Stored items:
* * * * * * *

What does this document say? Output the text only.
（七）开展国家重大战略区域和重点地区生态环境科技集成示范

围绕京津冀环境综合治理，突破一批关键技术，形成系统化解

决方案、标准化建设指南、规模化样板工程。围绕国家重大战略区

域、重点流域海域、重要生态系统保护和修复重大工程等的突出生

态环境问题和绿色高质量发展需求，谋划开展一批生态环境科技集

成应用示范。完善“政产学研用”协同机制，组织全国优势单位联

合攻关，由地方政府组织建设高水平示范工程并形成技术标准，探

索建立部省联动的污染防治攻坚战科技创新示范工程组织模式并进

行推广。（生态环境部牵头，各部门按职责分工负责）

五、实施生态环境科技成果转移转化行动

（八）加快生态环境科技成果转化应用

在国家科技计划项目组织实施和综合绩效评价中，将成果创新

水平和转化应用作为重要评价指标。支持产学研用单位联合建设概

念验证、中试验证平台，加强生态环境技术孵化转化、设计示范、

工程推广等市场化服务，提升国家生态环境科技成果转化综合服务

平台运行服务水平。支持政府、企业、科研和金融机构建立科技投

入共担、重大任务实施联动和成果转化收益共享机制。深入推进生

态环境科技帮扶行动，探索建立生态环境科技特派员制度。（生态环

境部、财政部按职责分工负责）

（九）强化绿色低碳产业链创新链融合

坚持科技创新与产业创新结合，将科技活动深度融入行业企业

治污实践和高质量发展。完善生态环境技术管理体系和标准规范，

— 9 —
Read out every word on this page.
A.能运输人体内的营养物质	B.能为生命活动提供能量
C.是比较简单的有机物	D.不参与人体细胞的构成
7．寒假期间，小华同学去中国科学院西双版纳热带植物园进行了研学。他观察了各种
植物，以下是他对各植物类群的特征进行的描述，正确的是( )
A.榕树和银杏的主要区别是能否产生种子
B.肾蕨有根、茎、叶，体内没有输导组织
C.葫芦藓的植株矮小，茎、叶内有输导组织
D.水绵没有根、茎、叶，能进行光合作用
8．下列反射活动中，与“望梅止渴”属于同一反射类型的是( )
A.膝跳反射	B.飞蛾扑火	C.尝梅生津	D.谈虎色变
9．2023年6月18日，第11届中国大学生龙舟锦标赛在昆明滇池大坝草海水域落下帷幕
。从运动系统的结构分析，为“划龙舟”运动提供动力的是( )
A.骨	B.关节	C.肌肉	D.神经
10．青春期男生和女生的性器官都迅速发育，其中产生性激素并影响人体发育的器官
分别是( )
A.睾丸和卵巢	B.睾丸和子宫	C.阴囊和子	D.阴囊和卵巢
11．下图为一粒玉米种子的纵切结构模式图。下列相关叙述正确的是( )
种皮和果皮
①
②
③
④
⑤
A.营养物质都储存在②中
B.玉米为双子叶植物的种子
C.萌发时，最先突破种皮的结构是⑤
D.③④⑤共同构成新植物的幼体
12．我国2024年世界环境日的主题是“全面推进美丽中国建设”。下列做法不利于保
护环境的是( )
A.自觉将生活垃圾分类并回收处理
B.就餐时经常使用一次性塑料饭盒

* * * * * * *

Aim: The full set of records should be duplicated exactly.

Exercise answer:
What does this document say? Output the text only.
（七）开展国家重大战略区域和重点地区生态环境科技集成示范

围绕京津冀环境综合治理，突破一批关键技术，形成系统化解

决方案、标准化建设指南、规模化样板工程。围绕国家重大战略区

域、重点流域海域、重要生态系统保护和修复重大工程等的突出生

态环境问题和绿色高质量发展需求，谋划开展一批生态环境科技集

成应用示范。完善“政产学研用”协同机制，组织全国优势单位联

合攻关，由地方政府组织建设高水平示范工程并形成技术标准，探

索建立部省联动的污染防治攻坚战科技创新示范工程组织模式并进

行推广。（生态环境部牵头，各部门按职责分工负责）

五、实施生态环境科技成果转移转化行动

（八）加快生态环境科技成果转化应用

在国家科技计划项目组织实施和综合绩效评价中，将成果创新

水平和转化应用作为重要评价指标。支持产学研用单位联合建设概

念验证、中试验证平台，加强生态环境技术孵化转化、设计示范、

工程推广等市场化服务，提升国家生态环境科技成果转化综合服务

平台运行服务水平。支持政府、企业、科研和金融机构建立科技投

入共担、重大任务实施联动和成果转化收益共享机制。深入推进生

态环境科技帮扶行动，探索建立生态环境科技特派员制度。（生态环

境部、财政部按职责分工负责）

（九）强化绿色低碳产业链创新链融合

坚持科技创新与产业创新结合，将科技活动深度融入行业企业

治污实践和高质量发展。完善生态环境技术管理体系和标准规范，

— 9 —
Read out every word on this page.
A.能运输人体内的营养物质	B.能为生命活动提供能量
C.是比较简单的有机物	D.不参与人体细胞的构成
7．寒假期间，小华同学去中国科学院西双版纳热带植物园进行了研学。他观察了各种
植物，以下是他对各植物类群的特征进行的描述，正确的是( )
A.榕树和银杏的主要区别是能否产生种子
B.肾蕨有根、茎、叶，体内没有输导组织
C.葫芦藓的植株矮小，茎、叶内有输导组织
D.水绵没有根、茎、叶，能进行光合作用
8．下列反射活动中，与“望梅止渴”属于同一反射类型的是( )
A.膝跳反射	B.飞蛾扑火	C.尝梅生津	D.谈虎色变
9．2023年6月18日，第11届中国大学生龙舟锦标赛在昆明滇池大坝草海水域落下帷幕
。从运动系统的结构分析，为“划龙舟”运动提供动力的是( )
A.骨	B.关节	C.肌肉	D.神经
10．青春期男生和女生的性器官都迅速发育，其中产生性激素并影响人体发育的器官
分别是( )
A.睾丸和卵巢	B.睾丸和子宫	C.阴囊和子	D.阴囊和卵巢
11．下图为一粒玉米种子的纵切结构模式图。下列相关叙述正确的是( )
种皮和果皮
①
②
③
④
⑤
A.营养物质都储存在②中
B.玉米为双子叶植物的种子
C.萌发时，最先突破种皮的结构是⑤
D.③④⑤共同构成新植物的幼体
12．我国2024年世界环境日的主题是“全面推进美丽中国建设”。下列做法不利于保
护环境的是( )
A.自觉将生活垃圾分类并回收处理
B.就餐时经常使用一次性塑料饭盒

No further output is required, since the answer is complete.